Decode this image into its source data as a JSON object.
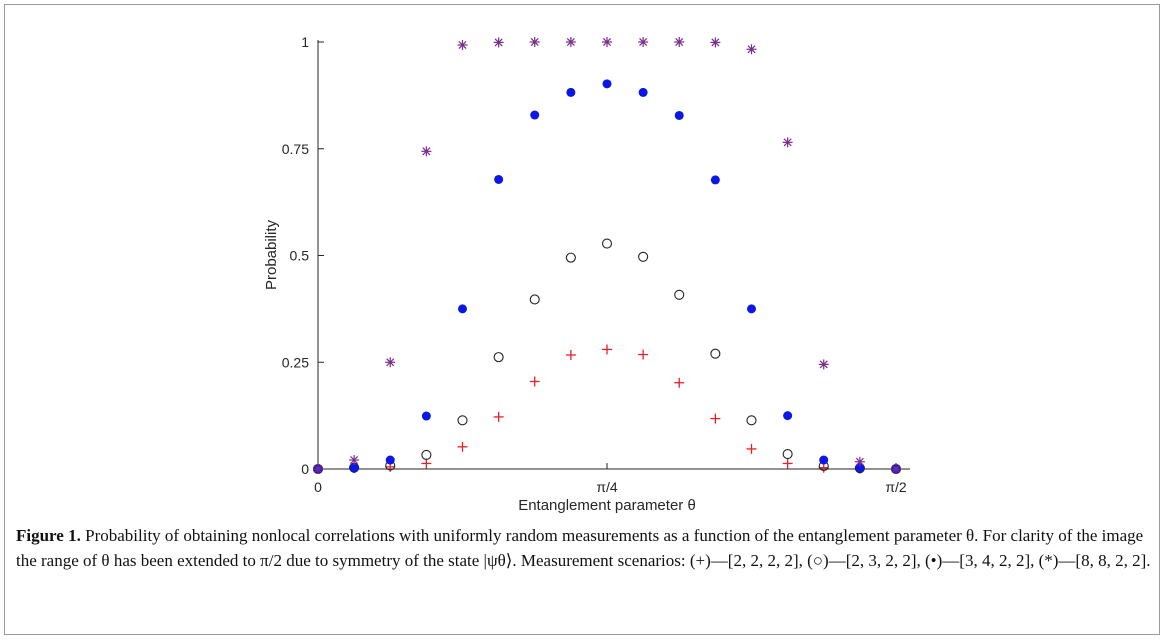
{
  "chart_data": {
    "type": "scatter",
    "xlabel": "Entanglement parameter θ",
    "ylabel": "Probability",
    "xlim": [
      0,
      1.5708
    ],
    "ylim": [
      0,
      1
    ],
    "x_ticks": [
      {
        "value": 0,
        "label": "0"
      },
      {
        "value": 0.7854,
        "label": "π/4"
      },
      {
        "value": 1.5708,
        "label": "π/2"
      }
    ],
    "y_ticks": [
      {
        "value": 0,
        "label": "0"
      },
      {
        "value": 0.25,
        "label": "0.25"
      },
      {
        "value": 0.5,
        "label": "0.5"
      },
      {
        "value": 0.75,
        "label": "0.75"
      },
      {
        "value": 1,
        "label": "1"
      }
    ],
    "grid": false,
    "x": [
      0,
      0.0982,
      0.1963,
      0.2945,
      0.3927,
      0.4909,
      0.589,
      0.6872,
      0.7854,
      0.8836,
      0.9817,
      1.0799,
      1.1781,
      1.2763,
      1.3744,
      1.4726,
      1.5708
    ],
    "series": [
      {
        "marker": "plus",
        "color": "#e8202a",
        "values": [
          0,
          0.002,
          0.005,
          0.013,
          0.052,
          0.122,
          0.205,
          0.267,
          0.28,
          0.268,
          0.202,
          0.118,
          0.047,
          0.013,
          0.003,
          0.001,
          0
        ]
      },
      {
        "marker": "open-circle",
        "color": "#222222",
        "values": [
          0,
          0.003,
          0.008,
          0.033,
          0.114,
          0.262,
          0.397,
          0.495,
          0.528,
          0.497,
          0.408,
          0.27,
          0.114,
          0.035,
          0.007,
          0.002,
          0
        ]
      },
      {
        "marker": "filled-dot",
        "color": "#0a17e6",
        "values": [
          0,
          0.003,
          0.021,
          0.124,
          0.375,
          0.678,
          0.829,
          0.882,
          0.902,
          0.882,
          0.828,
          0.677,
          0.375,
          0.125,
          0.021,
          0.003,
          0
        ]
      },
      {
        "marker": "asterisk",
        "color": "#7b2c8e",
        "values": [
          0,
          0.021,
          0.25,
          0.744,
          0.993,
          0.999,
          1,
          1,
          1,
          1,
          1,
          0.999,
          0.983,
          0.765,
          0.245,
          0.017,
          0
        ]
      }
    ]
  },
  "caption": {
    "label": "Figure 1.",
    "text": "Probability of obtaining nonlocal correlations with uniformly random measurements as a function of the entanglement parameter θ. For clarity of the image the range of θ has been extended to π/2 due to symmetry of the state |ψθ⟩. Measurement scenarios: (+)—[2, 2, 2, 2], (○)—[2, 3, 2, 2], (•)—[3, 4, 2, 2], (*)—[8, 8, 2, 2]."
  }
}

WHAT YOU HAVE TO DO:
Print every entry above again without changing a word, and omit the pictures.

SOLVED EXERCISE:
Decode this image into its source data as a JSON object.
{
  "chart_data": {
    "type": "scatter",
    "xlabel": "Entanglement parameter θ",
    "ylabel": "Probability",
    "xlim": [
      0,
      1.5708
    ],
    "ylim": [
      0,
      1
    ],
    "x_ticks": [
      {
        "value": 0,
        "label": "0"
      },
      {
        "value": 0.7854,
        "label": "π/4"
      },
      {
        "value": 1.5708,
        "label": "π/2"
      }
    ],
    "y_ticks": [
      {
        "value": 0,
        "label": "0"
      },
      {
        "value": 0.25,
        "label": "0.25"
      },
      {
        "value": 0.5,
        "label": "0.5"
      },
      {
        "value": 0.75,
        "label": "0.75"
      },
      {
        "value": 1,
        "label": "1"
      }
    ],
    "grid": false,
    "x": [
      0,
      0.0982,
      0.1963,
      0.2945,
      0.3927,
      0.4909,
      0.589,
      0.6872,
      0.7854,
      0.8836,
      0.9817,
      1.0799,
      1.1781,
      1.2763,
      1.3744,
      1.4726,
      1.5708
    ],
    "series": [
      {
        "marker": "plus",
        "color": "#e8202a",
        "values": [
          0,
          0.002,
          0.005,
          0.013,
          0.052,
          0.122,
          0.205,
          0.267,
          0.28,
          0.268,
          0.202,
          0.118,
          0.047,
          0.013,
          0.003,
          0.001,
          0
        ]
      },
      {
        "marker": "open-circle",
        "color": "#222222",
        "values": [
          0,
          0.003,
          0.008,
          0.033,
          0.114,
          0.262,
          0.397,
          0.495,
          0.528,
          0.497,
          0.408,
          0.27,
          0.114,
          0.035,
          0.007,
          0.002,
          0
        ]
      },
      {
        "marker": "filled-dot",
        "color": "#0a17e6",
        "values": [
          0,
          0.003,
          0.021,
          0.124,
          0.375,
          0.678,
          0.829,
          0.882,
          0.902,
          0.882,
          0.828,
          0.677,
          0.375,
          0.125,
          0.021,
          0.003,
          0
        ]
      },
      {
        "marker": "asterisk",
        "color": "#7b2c8e",
        "values": [
          0,
          0.021,
          0.25,
          0.744,
          0.993,
          0.999,
          1,
          1,
          1,
          1,
          1,
          0.999,
          0.983,
          0.765,
          0.245,
          0.017,
          0
        ]
      }
    ]
  },
  "caption": {
    "label": "Figure 1.",
    "text": "Probability of obtaining nonlocal correlations with uniformly random measurements as a function of the entanglement parameter θ. For clarity of the image the range of θ has been extended to π/2 due to symmetry of the state |ψθ⟩. Measurement scenarios: (+)—[2, 2, 2, 2], (○)—[2, 3, 2, 2], (•)—[3, 4, 2, 2], (*)—[8, 8, 2, 2]."
  }
}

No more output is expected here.